▸ **EXERCISE DIRECTIONS**:
Examine the records and identify each line that includes the string "document". Copy those lines.

▸ **PROVIDED MATERIAL**:
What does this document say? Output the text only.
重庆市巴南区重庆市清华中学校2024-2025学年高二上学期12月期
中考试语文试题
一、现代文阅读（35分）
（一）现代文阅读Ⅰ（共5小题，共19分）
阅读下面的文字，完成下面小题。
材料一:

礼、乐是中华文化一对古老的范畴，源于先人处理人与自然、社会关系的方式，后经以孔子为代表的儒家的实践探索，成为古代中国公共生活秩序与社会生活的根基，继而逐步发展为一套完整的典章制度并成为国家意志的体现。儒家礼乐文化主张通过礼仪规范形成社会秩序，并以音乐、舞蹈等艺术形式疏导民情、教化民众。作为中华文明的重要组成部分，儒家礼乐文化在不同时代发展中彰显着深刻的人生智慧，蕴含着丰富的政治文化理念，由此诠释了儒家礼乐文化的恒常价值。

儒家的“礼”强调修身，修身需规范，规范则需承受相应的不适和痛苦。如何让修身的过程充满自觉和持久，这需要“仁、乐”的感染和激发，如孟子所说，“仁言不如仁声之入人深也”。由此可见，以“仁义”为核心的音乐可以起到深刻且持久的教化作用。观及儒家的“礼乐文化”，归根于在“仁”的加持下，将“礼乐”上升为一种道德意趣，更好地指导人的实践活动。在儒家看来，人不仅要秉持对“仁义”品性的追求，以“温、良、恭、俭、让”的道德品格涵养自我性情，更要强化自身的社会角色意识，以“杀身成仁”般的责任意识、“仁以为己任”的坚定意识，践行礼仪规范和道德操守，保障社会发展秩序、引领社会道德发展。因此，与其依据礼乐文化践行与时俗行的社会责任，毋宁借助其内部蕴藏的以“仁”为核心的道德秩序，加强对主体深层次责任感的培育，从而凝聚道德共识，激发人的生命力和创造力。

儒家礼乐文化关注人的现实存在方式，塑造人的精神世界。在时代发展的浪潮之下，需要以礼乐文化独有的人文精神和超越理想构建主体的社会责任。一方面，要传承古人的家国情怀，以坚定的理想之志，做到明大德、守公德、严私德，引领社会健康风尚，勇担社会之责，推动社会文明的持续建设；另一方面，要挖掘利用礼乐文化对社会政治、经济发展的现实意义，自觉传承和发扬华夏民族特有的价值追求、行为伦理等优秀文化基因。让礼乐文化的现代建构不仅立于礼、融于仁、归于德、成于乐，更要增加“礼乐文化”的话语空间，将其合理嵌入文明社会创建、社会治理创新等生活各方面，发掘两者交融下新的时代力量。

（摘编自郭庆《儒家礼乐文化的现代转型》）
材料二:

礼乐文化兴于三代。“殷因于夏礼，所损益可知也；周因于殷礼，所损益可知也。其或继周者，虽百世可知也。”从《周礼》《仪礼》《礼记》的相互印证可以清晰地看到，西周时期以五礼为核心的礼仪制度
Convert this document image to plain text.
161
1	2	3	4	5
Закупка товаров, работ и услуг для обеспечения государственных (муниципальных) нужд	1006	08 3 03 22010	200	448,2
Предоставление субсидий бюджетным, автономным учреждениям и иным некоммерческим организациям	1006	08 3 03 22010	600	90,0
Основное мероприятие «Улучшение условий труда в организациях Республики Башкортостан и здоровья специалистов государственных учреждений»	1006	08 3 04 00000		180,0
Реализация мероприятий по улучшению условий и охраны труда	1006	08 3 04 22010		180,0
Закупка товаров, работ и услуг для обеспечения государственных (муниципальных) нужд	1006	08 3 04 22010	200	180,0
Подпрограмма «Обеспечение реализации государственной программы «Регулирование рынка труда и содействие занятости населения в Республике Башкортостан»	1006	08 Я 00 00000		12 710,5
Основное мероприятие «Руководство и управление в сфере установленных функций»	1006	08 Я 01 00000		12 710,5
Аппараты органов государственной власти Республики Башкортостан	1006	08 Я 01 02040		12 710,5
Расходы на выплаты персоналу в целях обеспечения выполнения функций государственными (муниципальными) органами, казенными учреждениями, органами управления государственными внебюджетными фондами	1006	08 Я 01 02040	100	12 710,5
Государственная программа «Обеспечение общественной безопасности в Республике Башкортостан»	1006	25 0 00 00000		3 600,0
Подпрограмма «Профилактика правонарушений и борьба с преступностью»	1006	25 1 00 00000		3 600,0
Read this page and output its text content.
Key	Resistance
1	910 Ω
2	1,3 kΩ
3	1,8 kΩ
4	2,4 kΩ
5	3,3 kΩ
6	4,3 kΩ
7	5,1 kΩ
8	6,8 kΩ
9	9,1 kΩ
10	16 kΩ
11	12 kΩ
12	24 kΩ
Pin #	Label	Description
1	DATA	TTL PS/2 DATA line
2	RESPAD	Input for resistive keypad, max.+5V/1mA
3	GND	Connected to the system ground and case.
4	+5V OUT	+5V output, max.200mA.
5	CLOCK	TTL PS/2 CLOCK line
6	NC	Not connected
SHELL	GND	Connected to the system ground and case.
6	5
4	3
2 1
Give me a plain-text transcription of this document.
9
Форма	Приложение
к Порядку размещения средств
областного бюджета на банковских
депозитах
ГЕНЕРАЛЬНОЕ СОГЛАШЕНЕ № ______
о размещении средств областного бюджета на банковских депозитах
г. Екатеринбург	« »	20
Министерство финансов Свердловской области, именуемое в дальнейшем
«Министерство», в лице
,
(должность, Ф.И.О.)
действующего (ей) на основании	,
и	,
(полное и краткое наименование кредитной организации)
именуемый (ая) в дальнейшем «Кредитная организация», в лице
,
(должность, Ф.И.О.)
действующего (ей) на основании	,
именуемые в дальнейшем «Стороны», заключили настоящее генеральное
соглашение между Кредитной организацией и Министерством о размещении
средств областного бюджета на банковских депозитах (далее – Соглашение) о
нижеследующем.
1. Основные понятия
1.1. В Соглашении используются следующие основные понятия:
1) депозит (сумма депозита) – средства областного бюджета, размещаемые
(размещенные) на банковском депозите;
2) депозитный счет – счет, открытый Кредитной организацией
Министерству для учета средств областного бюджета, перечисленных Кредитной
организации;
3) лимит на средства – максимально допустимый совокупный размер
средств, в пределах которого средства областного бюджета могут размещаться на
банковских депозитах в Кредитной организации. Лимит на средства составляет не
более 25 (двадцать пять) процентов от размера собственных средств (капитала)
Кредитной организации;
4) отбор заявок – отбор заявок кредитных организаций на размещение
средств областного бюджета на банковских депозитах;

▸ **FULL OUTPUT**:
What does this document say? Output the text only.
Convert this document image to plain text.
Give me a plain-text transcription of this document.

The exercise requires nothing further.